— Start of Records —

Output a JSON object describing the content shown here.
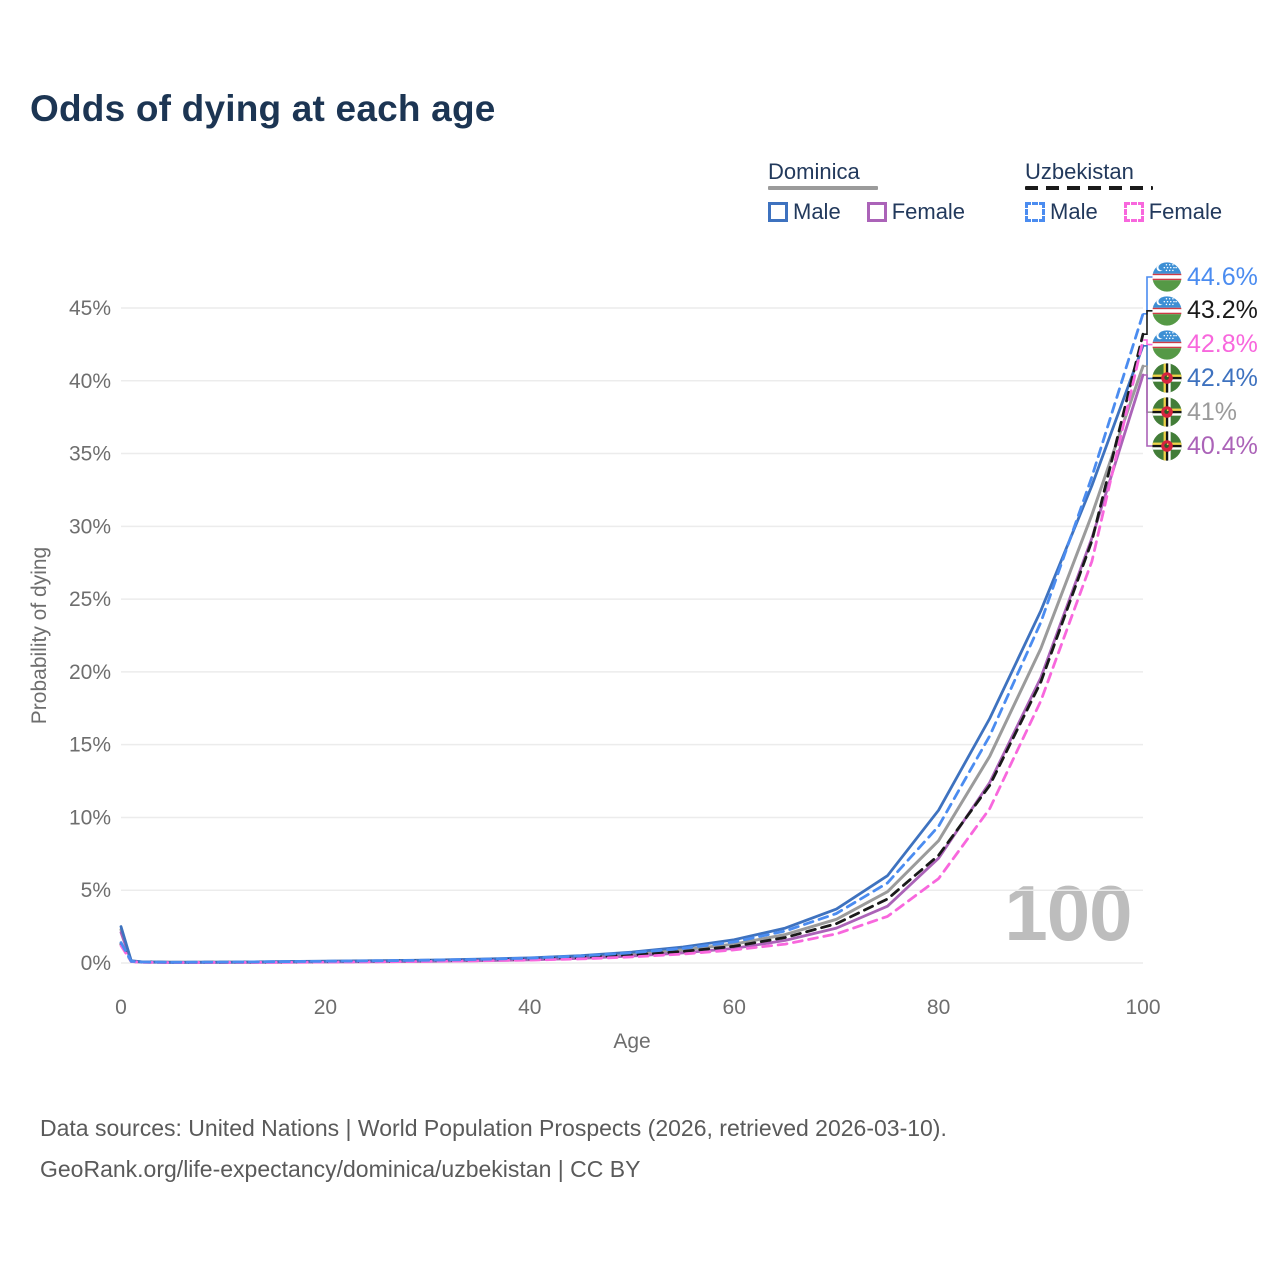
{
  "title": "Odds of dying at each age",
  "watermark": "100",
  "footer": {
    "line1": "Data sources: United Nations | World Population Prospects (2026, retrieved 2026-03-10).",
    "line2": "GeoRank.org/life-expectancy/dominica/uzbekistan | CC BY"
  },
  "legend": {
    "groups": [
      {
        "name": "Dominica",
        "items": [
          {
            "label": "Male"
          },
          {
            "label": "Female"
          }
        ]
      },
      {
        "name": "Uzbekistan",
        "items": [
          {
            "label": "Male"
          },
          {
            "label": "Female"
          }
        ]
      }
    ]
  },
  "colors": {
    "dom_male": "#3e72bf",
    "dom_female": "#ab63b8",
    "dom_total": "#9b9b9b",
    "uzb_male": "#4b8cf0",
    "uzb_female": "#f867dd",
    "uzb_total": "#1a1a1a",
    "grid": "#ececec",
    "title": "#1c3553",
    "legend_text": "#22395c",
    "axis_text": "#6e6e6e",
    "watermark": "#bdbdbd",
    "footer": "#5a5a5a"
  },
  "chart_data": {
    "type": "line",
    "title": "Odds of dying at each age",
    "xlabel": "Age",
    "ylabel": "Probability of dying",
    "xlim": [
      0,
      100
    ],
    "ylim": [
      0,
      45
    ],
    "x_ticks": [
      0,
      20,
      40,
      60,
      80,
      100
    ],
    "y_ticks": [
      0,
      5,
      10,
      15,
      20,
      25,
      30,
      35,
      40,
      45
    ],
    "y_tick_suffix": "%",
    "grid": "horizontal",
    "hover_age": 100,
    "ages": [
      0,
      1,
      2,
      5,
      10,
      15,
      20,
      25,
      30,
      35,
      40,
      45,
      50,
      55,
      60,
      65,
      70,
      75,
      80,
      85,
      90,
      95,
      100
    ],
    "series": [
      {
        "id": "dom_total",
        "name": "Dominica Both Sexes",
        "country": "Dominica",
        "sex": "Total",
        "dashed": false,
        "values": [
          2.3,
          0.13,
          0.07,
          0.045,
          0.05,
          0.07,
          0.1,
          0.13,
          0.16,
          0.21,
          0.28,
          0.4,
          0.6,
          0.9,
          1.3,
          1.95,
          3.0,
          4.9,
          8.4,
          14.2,
          21.6,
          30.8,
          41.0
        ]
      },
      {
        "id": "dom_female",
        "name": "Dominica Female",
        "country": "Dominica",
        "sex": "Female",
        "dashed": false,
        "values": [
          2.1,
          0.12,
          0.06,
          0.04,
          0.04,
          0.05,
          0.07,
          0.09,
          0.12,
          0.16,
          0.22,
          0.32,
          0.48,
          0.7,
          1.0,
          1.55,
          2.4,
          3.9,
          7.2,
          12.4,
          19.6,
          29.2,
          40.4
        ]
      },
      {
        "id": "dom_male",
        "name": "Dominica Male",
        "country": "Dominica",
        "sex": "Male",
        "dashed": false,
        "values": [
          2.5,
          0.15,
          0.08,
          0.05,
          0.06,
          0.09,
          0.13,
          0.16,
          0.2,
          0.26,
          0.35,
          0.5,
          0.75,
          1.1,
          1.6,
          2.4,
          3.7,
          6.0,
          10.5,
          16.8,
          24.2,
          32.8,
          42.4
        ]
      },
      {
        "id": "uzb_total",
        "name": "Uzbekistan Both Sexes",
        "country": "Uzbekistan",
        "sex": "Total",
        "dashed": true,
        "values": [
          1.3,
          0.11,
          0.06,
          0.04,
          0.05,
          0.065,
          0.09,
          0.12,
          0.15,
          0.2,
          0.27,
          0.38,
          0.55,
          0.8,
          1.15,
          1.75,
          2.7,
          4.4,
          7.4,
          12.2,
          19.3,
          29.0,
          43.2
        ]
      },
      {
        "id": "uzb_female",
        "name": "Uzbekistan Female",
        "country": "Uzbekistan",
        "sex": "Female",
        "dashed": true,
        "values": [
          1.2,
          0.1,
          0.05,
          0.035,
          0.04,
          0.045,
          0.06,
          0.08,
          0.11,
          0.15,
          0.2,
          0.28,
          0.42,
          0.62,
          0.9,
          1.3,
          2.0,
          3.2,
          5.8,
          10.6,
          18.0,
          27.6,
          42.8
        ]
      },
      {
        "id": "uzb_male",
        "name": "Uzbekistan Male",
        "country": "Uzbekistan",
        "sex": "Male",
        "dashed": true,
        "values": [
          1.4,
          0.12,
          0.07,
          0.05,
          0.06,
          0.09,
          0.12,
          0.15,
          0.19,
          0.25,
          0.34,
          0.48,
          0.7,
          1.0,
          1.45,
          2.2,
          3.4,
          5.5,
          9.4,
          15.6,
          23.4,
          33.4,
          44.6
        ]
      }
    ],
    "end_labels": [
      {
        "text": "44.6%",
        "value": 44.6,
        "series": "uzb_male",
        "flag": "uzbekistan"
      },
      {
        "text": "43.2%",
        "value": 43.2,
        "series": "uzb_total",
        "flag": "uzbekistan"
      },
      {
        "text": "42.8%",
        "value": 42.8,
        "series": "uzb_female",
        "flag": "uzbekistan"
      },
      {
        "text": "42.4%",
        "value": 42.4,
        "series": "dom_male",
        "flag": "dominica"
      },
      {
        "text": "41%",
        "value": 41.0,
        "series": "dom_total",
        "flag": "dominica"
      },
      {
        "text": "40.4%",
        "value": 40.4,
        "series": "dom_female",
        "flag": "dominica"
      }
    ]
  }
}
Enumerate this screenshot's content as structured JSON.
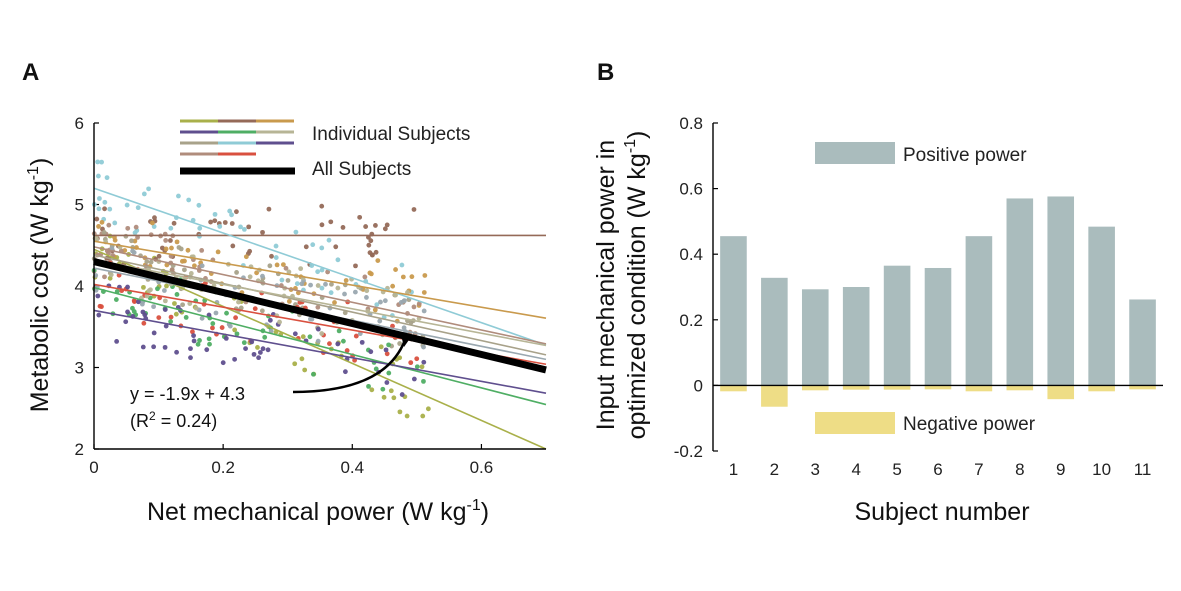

— End of Records —

[Aim] Show every line above in which the word "Odds" occurs.

[Output below]
  "title": "Odds of dying at each age",
    "title": "Odds of dying at each age",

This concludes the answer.